▶ [STATED PROBLEM]: Each line below is to be written out in full, exactly as shown.

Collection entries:
******************************

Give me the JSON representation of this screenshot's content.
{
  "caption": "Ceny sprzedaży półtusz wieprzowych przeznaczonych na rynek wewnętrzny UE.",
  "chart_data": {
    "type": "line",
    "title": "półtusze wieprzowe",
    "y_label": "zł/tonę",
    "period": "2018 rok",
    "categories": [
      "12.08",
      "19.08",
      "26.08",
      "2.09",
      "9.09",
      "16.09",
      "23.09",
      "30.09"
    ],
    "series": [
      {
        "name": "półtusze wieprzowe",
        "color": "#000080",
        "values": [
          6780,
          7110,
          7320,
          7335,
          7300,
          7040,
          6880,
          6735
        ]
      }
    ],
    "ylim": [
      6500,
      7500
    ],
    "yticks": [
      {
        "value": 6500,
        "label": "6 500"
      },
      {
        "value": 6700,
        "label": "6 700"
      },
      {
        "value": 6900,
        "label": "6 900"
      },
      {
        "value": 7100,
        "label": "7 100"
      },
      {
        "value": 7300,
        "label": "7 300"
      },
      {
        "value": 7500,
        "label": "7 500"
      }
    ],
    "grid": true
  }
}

******************************

▶ [WRITTEN ANSWER]:
Give me the JSON representation of this screenshot's content.
{
  "caption": "Ceny sprzedaży półtusz wieprzowych przeznaczonych na rynek wewnętrzny UE.",
  "chart_data": {
    "type": "line",
    "title": "półtusze wieprzowe",
    "y_label": "zł/tonę",
    "period": "2018 rok",
    "categories": [
      "12.08",
      "19.08",
      "26.08",
      "2.09",
      "9.09",
      "16.09",
      "23.09",
      "30.09"
    ],
    "series": [
      {
        "name": "półtusze wieprzowe",
        "color": "#000080",
        "values": [
          6780,
          7110,
          7320,
          7335,
          7300,
          7040,
          6880,
          6735
        ]
      }
    ],
    "ylim": [
      6500,
      7500
    ],
    "yticks": [
      {
        "value": 6500,
        "label": "6 500"
      },
      {
        "value": 6700,
        "label": "6 700"
      },
      {
        "value": 6900,
        "label": "6 900"
      },
      {
        "value": 7100,
        "label": "7 100"
      },
      {
        "value": 7300,
        "label": "7 300"
      },
      {
        "value": 7500,
        "label": "7 500"
      }
    ],
    "grid": true
  }
}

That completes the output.